With that being said, let us see how you can gather inputs from your employees to improve your leadership skills.
Employee leadership survey questions
By now, you would have known how important it is to listen to your employees, and you might have heard from your fellow industry leaders that sending surveys is the best way to do that.
But wait, not so fast. Sending random and irrelevant questions in your survey about employee leadership without addressing your employees’ issues will not help your cause much.
Moreover, from a management point of view, an employer needs to understand how they can enable their managers and leaders to make sure that their engagement efforts are aligned to the company’s employee engagement goals.
For that to happen, an easier way is to provide your managers with software or a tool to send surveys and gauge the feedback of your employees at a faster pace; to take actions based on their feedback, in an attempt to improve their engagement levels.
But how do employers know if the engagement initiatives are effective enough or not? And how can they enable their managers to improve their individual team’s employee engagement in a personalized way?

## Given entries:
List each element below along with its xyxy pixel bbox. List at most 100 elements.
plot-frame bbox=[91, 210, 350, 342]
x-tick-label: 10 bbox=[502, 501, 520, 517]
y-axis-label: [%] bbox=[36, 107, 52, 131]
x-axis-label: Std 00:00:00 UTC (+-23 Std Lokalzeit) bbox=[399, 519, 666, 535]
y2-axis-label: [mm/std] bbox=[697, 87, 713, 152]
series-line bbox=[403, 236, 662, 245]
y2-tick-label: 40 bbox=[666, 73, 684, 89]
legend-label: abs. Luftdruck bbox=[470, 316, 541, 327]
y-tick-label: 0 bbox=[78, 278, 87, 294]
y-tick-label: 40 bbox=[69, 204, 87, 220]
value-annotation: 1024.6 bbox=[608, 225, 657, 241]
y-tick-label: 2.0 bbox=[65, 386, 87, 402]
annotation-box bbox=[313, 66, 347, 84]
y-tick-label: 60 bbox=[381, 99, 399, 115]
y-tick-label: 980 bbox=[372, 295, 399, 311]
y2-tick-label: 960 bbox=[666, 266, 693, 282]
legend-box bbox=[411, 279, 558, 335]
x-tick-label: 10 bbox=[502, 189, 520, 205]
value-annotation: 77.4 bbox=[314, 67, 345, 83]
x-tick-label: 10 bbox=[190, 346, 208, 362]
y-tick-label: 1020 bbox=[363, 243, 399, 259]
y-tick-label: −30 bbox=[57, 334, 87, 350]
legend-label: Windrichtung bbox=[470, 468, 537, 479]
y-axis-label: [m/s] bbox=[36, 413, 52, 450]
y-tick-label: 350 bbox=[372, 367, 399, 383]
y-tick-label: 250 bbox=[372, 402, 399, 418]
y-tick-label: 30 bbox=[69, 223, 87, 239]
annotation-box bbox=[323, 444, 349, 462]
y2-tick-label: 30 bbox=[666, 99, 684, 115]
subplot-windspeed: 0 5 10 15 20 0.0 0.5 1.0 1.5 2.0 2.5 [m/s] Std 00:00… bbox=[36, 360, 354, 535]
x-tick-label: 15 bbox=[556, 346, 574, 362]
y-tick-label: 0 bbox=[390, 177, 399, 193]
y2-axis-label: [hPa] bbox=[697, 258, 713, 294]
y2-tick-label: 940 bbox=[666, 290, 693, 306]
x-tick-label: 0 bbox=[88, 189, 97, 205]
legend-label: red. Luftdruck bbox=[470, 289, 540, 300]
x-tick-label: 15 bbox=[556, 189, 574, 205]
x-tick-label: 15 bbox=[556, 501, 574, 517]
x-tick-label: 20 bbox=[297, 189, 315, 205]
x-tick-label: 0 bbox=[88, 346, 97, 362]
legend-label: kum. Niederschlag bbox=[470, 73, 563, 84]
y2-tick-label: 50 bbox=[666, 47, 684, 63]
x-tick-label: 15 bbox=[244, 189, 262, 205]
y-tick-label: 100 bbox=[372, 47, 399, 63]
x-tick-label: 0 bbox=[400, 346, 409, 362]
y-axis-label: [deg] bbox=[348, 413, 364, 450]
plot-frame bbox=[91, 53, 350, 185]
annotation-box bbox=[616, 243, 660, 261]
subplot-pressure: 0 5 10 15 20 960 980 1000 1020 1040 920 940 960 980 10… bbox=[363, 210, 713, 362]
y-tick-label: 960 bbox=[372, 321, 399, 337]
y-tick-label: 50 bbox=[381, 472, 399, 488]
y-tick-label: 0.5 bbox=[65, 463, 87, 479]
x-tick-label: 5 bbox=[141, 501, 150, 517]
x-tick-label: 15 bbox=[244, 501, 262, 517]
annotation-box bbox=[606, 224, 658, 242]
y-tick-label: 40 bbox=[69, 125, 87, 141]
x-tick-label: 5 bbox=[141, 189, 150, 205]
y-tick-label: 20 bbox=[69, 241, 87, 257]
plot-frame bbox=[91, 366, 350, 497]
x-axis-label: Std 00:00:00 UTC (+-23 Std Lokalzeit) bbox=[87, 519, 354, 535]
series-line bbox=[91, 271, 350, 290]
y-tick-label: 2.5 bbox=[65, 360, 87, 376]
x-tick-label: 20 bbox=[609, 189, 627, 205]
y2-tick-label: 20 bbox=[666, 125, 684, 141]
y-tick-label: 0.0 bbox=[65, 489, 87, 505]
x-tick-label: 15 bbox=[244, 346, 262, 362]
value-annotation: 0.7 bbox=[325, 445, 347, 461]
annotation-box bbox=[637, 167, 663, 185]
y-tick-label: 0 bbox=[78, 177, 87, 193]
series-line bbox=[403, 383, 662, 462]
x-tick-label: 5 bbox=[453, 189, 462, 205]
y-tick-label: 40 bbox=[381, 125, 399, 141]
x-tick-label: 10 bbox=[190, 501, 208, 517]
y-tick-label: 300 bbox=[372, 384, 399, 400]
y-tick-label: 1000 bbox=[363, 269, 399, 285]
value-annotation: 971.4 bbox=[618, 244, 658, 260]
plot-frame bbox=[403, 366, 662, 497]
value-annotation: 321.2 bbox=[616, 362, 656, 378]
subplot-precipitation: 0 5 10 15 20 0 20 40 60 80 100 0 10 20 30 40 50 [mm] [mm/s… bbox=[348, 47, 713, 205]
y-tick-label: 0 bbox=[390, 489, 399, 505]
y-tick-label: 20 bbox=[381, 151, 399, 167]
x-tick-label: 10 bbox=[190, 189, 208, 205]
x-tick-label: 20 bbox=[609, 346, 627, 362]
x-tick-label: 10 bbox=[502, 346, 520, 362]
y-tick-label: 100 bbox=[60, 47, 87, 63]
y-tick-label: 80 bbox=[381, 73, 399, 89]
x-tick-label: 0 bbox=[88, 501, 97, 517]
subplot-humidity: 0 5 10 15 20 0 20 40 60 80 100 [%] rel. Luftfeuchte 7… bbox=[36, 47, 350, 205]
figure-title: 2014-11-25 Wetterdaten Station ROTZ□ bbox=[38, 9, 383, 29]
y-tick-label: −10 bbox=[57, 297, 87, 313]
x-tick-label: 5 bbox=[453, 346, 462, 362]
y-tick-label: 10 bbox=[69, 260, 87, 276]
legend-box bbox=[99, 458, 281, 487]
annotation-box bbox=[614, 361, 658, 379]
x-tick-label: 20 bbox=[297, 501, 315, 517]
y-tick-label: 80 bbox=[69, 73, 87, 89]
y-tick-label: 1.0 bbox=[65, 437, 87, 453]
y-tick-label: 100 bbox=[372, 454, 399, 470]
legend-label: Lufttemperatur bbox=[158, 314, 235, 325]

## Required action A:
Translate this sentence from the text on employee leadership surveys into Spanish: "Sending random and irrelevant questions in your survey about employee leadership without addressing your employees’ issues will not help your cause much."
## Required action B:
Copy word for word the part of the text on employee leadership surveys that runs from "But wait, not" up to and including "your cause much.".

## Exercise response A:
Enviar preguntas aleatorias e irrelevantes en tu encuesta sobre el liderazgo de los empleados sin abordar los problemas de tus empleados no ayudará mucho a tu causa.

## Exercise response B:
But wait, not so fast. Sending random and irrelevant questions in your survey about employee leadership without addressing your employees’ issues will not help your cause much.